Copy the data word for word, keeping every line.

·····

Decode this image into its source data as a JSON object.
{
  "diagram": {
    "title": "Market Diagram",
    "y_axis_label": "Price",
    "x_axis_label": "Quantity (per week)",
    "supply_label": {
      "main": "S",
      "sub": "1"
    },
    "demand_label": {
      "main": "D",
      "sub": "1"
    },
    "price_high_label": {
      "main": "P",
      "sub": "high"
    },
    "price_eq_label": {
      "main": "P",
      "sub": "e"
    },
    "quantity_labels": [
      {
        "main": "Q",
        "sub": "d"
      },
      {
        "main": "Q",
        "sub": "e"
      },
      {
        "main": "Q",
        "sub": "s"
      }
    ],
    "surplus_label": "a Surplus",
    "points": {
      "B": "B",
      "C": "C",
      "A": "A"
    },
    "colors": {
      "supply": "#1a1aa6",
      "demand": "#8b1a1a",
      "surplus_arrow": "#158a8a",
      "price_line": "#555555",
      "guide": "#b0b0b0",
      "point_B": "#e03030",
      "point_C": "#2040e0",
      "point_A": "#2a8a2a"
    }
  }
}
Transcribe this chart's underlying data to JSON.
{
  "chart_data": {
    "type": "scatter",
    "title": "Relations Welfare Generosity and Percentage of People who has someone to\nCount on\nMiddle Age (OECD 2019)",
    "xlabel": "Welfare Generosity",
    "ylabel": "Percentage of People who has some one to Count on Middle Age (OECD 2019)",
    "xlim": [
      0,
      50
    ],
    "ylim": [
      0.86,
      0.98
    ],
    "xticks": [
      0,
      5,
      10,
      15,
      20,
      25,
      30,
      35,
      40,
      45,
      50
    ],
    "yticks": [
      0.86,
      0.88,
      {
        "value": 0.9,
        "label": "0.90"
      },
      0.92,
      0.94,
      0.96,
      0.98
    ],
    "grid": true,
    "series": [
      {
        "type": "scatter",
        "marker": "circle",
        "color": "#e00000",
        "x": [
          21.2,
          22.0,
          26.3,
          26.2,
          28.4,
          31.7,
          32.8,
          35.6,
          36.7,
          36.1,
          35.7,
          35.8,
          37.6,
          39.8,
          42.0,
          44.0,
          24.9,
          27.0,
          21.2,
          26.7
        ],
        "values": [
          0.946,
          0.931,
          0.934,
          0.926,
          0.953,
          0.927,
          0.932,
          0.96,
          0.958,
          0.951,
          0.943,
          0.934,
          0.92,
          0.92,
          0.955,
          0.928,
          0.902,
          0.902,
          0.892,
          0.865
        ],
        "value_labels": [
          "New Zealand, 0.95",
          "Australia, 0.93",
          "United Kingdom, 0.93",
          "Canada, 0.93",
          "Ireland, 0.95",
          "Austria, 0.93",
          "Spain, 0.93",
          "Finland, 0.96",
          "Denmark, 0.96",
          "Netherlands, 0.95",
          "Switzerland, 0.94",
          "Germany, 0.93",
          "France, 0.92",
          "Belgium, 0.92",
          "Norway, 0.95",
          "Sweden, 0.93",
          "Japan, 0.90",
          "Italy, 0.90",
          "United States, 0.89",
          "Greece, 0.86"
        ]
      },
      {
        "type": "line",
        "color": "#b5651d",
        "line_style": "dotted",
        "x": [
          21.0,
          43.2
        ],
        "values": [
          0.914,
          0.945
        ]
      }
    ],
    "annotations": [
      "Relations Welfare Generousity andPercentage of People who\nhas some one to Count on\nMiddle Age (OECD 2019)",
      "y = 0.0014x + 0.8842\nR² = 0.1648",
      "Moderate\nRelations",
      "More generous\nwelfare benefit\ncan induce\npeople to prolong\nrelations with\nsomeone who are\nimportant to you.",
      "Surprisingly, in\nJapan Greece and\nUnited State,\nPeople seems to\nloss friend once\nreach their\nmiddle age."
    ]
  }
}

·····

→ **Expected output**:
Decode this image into its source data as a JSON object.
{
  "diagram": {
    "title": "Market Diagram",
    "y_axis_label": "Price",
    "x_axis_label": "Quantity (per week)",
    "supply_label": {
      "main": "S",
      "sub": "1"
    },
    "demand_label": {
      "main": "D",
      "sub": "1"
    },
    "price_high_label": {
      "main": "P",
      "sub": "high"
    },
    "price_eq_label": {
      "main": "P",
      "sub": "e"
    },
    "quantity_labels": [
      {
        "main": "Q",
        "sub": "d"
      },
      {
        "main": "Q",
        "sub": "e"
      },
      {
        "main": "Q",
        "sub": "s"
      }
    ],
    "surplus_label": "a Surplus",
    "points": {
      "B": "B",
      "C": "C",
      "A": "A"
    },
    "colors": {
      "supply": "#1a1aa6",
      "demand": "#8b1a1a",
      "surplus_arrow": "#158a8a",
      "price_line": "#555555",
      "guide": "#b0b0b0",
      "point_B": "#e03030",
      "point_C": "#2040e0",
      "point_A": "#2a8a2a"
    }
  }
}
Transcribe this chart's underlying data to JSON.
{
  "chart_data": {
    "type": "scatter",
    "title": "Relations Welfare Generosity and Percentage of People who has someone to\nCount on\nMiddle Age (OECD 2019)",
    "xlabel": "Welfare Generosity",
    "ylabel": "Percentage of People who has some one to Count on Middle Age (OECD 2019)",
    "xlim": [
      0,
      50
    ],
    "ylim": [
      0.86,
      0.98
    ],
    "xticks": [
      0,
      5,
      10,
      15,
      20,
      25,
      30,
      35,
      40,
      45,
      50
    ],
    "yticks": [
      0.86,
      0.88,
      {
        "value": 0.9,
        "label": "0.90"
      },
      0.92,
      0.94,
      0.96,
      0.98
    ],
    "grid": true,
    "series": [
      {
        "type": "scatter",
        "marker": "circle",
        "color": "#e00000",
        "x": [
          21.2,
          22.0,
          26.3,
          26.2,
          28.4,
          31.7,
          32.8,
          35.6,
          36.7,
          36.1,
          35.7,
          35.8,
          37.6,
          39.8,
          42.0,
          44.0,
          24.9,
          27.0,
          21.2,
          26.7
        ],
        "values": [
          0.946,
          0.931,
          0.934,
          0.926,
          0.953,
          0.927,
          0.932,
          0.96,
          0.958,
          0.951,
          0.943,
          0.934,
          0.92,
          0.92,
          0.955,
          0.928,
          0.902,
          0.902,
          0.892,
          0.865
        ],
        "value_labels": [
          "New Zealand, 0.95",
          "Australia, 0.93",
          "United Kingdom, 0.93",
          "Canada, 0.93",
          "Ireland, 0.95",
          "Austria, 0.93",
          "Spain, 0.93",
          "Finland, 0.96",
          "Denmark, 0.96",
          "Netherlands, 0.95",
          "Switzerland, 0.94",
          "Germany, 0.93",
          "France, 0.92",
          "Belgium, 0.92",
          "Norway, 0.95",
          "Sweden, 0.93",
          "Japan, 0.90",
          "Italy, 0.90",
          "United States, 0.89",
          "Greece, 0.86"
        ]
      },
      {
        "type": "line",
        "color": "#b5651d",
        "line_style": "dotted",
        "x": [
          21.0,
          43.2
        ],
        "values": [
          0.914,
          0.945
        ]
      }
    ],
    "annotations": [
      "Relations Welfare Generousity andPercentage of People who\nhas some one to Count on\nMiddle Age (OECD 2019)",
      "y = 0.0014x + 0.8842\nR² = 0.1648",
      "Moderate\nRelations",
      "More generous\nwelfare benefit\ncan induce\npeople to prolong\nrelations with\nsomeone who are\nimportant to you.",
      "Surprisingly, in\nJapan Greece and\nUnited State,\nPeople seems to\nloss friend once\nreach their\nmiddle age."
    ]
  }
}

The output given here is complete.